Written problem.
Count the lines below that include the word "JSON" and write that number alone.

+++ Dataset rows +++

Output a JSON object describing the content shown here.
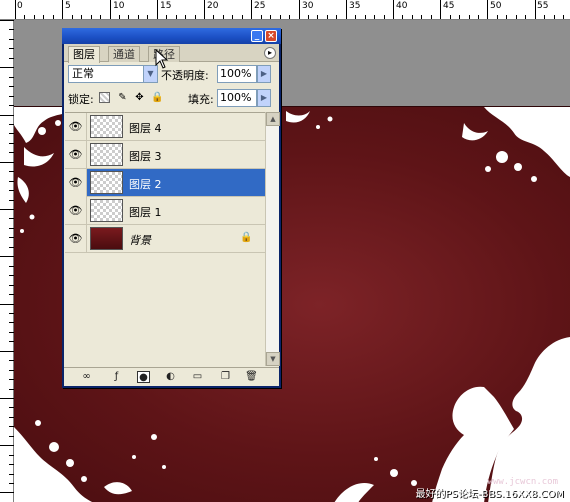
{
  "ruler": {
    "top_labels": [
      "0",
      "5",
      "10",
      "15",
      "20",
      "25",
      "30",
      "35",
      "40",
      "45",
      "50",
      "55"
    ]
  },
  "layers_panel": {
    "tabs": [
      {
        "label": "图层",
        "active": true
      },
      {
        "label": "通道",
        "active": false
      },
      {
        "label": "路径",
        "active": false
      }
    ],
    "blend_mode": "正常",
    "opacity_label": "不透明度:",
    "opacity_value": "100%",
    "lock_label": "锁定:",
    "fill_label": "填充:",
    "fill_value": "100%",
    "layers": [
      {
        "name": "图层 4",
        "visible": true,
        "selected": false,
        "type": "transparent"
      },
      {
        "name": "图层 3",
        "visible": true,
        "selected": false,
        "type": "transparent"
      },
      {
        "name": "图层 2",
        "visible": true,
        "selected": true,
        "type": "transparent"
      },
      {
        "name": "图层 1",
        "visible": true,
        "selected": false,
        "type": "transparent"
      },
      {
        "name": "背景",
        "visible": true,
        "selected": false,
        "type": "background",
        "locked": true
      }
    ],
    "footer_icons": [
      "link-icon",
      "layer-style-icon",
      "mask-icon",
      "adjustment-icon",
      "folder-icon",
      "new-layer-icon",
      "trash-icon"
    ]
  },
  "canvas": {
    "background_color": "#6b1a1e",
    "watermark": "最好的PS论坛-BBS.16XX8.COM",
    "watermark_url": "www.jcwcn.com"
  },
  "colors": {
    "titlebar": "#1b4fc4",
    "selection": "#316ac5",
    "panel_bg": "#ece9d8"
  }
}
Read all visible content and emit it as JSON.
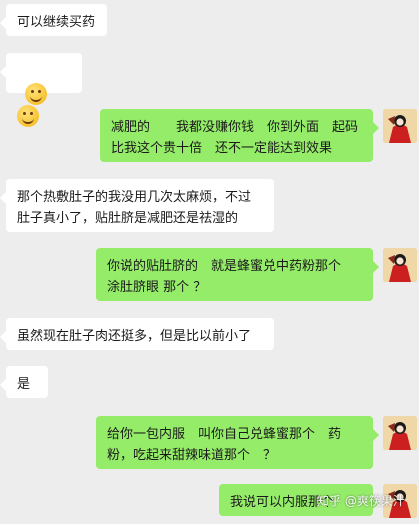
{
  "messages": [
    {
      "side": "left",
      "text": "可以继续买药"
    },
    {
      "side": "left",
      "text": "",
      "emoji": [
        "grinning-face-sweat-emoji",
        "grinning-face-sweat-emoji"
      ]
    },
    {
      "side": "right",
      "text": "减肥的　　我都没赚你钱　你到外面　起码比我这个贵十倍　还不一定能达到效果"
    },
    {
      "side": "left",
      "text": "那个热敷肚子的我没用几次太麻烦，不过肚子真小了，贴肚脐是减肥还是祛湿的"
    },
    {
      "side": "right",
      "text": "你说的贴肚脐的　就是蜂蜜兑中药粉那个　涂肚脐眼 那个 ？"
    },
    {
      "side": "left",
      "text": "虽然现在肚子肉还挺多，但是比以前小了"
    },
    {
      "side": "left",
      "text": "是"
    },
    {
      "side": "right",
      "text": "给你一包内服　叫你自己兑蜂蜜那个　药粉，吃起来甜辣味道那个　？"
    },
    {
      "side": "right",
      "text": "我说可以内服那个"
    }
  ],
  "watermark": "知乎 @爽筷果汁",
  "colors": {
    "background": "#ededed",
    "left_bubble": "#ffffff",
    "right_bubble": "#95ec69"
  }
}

+++
+++ Dataset rows +++

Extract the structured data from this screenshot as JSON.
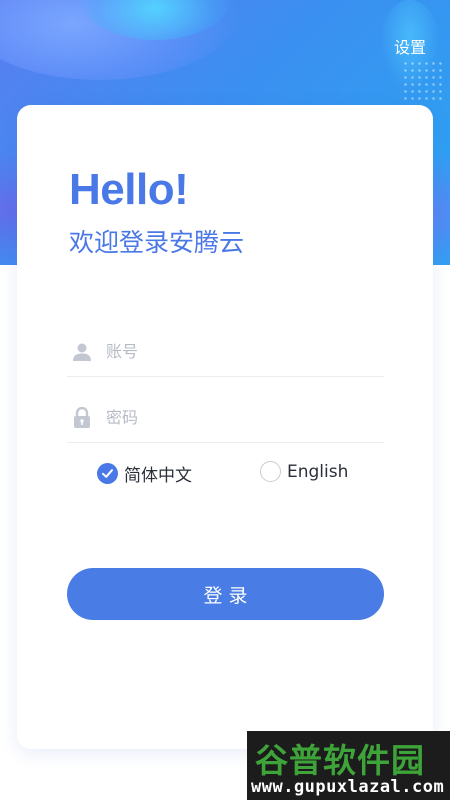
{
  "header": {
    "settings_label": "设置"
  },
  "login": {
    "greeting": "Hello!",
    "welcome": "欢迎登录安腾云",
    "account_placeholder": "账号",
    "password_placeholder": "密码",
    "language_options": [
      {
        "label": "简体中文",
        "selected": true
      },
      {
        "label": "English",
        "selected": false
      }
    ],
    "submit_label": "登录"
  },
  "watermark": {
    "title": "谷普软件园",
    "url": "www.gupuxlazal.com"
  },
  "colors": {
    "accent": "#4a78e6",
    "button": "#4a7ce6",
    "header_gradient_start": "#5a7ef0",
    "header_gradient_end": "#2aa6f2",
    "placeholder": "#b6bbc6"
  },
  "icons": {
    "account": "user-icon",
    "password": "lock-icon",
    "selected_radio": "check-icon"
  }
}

+++
+++ Dataset rows +++

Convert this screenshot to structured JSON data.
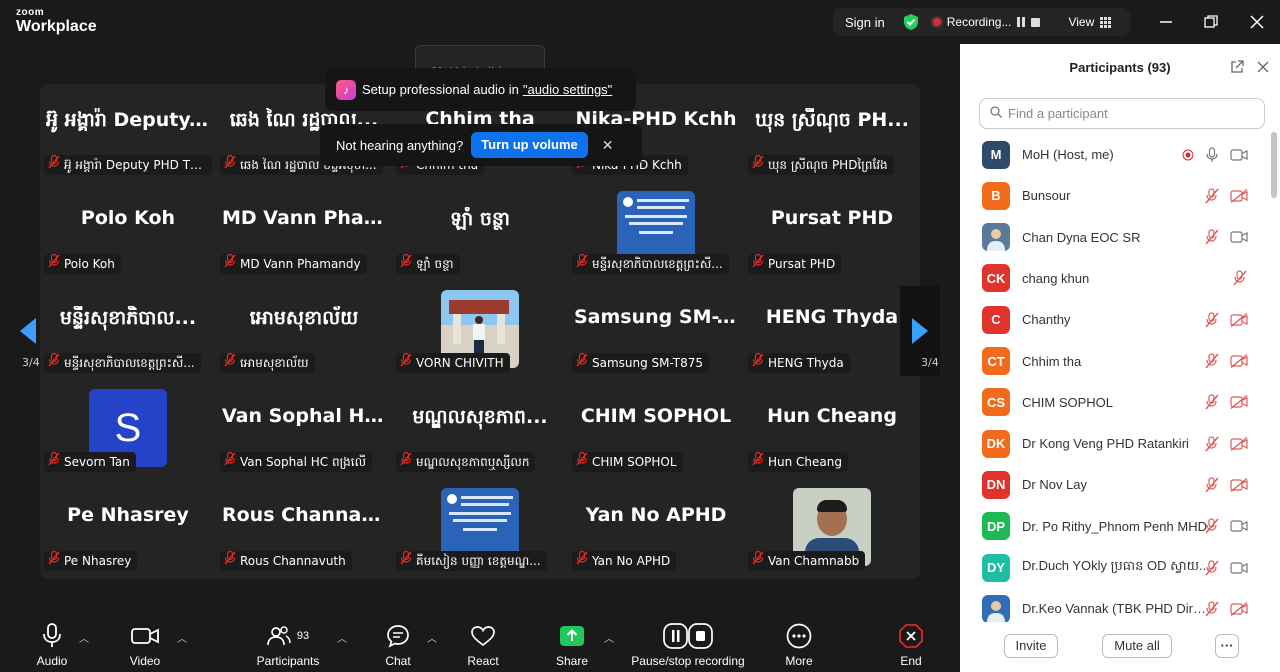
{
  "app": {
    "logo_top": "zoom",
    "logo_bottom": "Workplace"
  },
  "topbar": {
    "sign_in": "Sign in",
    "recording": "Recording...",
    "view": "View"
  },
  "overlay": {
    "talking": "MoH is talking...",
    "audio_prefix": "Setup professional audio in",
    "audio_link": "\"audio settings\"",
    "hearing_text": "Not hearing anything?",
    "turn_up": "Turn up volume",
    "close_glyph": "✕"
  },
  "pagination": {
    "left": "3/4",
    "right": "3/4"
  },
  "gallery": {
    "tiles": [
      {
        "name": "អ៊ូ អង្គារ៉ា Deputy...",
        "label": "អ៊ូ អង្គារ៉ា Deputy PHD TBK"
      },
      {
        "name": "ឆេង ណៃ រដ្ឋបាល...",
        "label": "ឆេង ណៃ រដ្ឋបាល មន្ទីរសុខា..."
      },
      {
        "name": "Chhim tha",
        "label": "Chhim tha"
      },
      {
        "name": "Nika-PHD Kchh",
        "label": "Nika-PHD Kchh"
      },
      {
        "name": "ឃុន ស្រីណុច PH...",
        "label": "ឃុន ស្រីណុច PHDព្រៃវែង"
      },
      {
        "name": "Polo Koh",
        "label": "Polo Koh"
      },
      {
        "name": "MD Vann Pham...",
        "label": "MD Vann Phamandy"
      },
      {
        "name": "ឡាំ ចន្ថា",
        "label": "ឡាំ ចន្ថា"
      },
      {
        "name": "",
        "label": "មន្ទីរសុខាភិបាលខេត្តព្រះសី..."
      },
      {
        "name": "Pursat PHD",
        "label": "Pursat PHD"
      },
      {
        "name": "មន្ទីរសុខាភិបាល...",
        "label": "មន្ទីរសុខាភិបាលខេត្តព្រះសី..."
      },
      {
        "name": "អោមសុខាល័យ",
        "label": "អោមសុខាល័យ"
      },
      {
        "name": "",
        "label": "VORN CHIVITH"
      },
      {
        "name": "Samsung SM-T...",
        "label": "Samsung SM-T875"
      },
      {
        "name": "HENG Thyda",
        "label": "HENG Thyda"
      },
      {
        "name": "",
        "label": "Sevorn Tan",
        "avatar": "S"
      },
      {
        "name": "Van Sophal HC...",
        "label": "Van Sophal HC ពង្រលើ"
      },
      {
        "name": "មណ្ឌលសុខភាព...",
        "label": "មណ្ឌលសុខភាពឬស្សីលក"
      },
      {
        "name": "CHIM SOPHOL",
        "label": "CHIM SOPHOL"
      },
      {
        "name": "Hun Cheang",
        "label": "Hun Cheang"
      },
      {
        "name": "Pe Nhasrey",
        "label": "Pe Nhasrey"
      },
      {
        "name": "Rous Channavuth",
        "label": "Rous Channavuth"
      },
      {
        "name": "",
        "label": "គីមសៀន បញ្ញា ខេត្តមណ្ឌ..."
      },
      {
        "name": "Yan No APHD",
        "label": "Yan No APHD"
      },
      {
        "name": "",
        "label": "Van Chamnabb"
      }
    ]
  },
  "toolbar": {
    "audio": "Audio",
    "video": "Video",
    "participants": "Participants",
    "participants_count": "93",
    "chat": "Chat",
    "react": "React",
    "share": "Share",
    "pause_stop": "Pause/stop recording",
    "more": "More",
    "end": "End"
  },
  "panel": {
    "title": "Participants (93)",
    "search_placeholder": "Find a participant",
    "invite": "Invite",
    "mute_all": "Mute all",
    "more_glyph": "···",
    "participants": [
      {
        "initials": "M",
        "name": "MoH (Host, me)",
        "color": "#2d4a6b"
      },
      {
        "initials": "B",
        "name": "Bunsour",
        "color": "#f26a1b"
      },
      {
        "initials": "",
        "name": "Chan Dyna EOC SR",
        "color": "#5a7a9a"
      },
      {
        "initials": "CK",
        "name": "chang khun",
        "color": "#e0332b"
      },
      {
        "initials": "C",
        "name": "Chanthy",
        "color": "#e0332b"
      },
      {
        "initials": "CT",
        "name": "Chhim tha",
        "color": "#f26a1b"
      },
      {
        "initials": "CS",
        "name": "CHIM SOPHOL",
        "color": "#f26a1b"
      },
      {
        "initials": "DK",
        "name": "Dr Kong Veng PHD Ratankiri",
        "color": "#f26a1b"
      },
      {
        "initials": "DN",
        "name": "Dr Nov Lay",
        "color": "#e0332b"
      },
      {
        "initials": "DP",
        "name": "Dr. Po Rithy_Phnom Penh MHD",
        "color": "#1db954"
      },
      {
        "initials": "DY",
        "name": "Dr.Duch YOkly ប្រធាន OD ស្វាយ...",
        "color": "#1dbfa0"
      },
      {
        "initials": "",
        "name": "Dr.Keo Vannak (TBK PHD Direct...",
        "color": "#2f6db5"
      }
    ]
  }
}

+++

Exercise answer.
4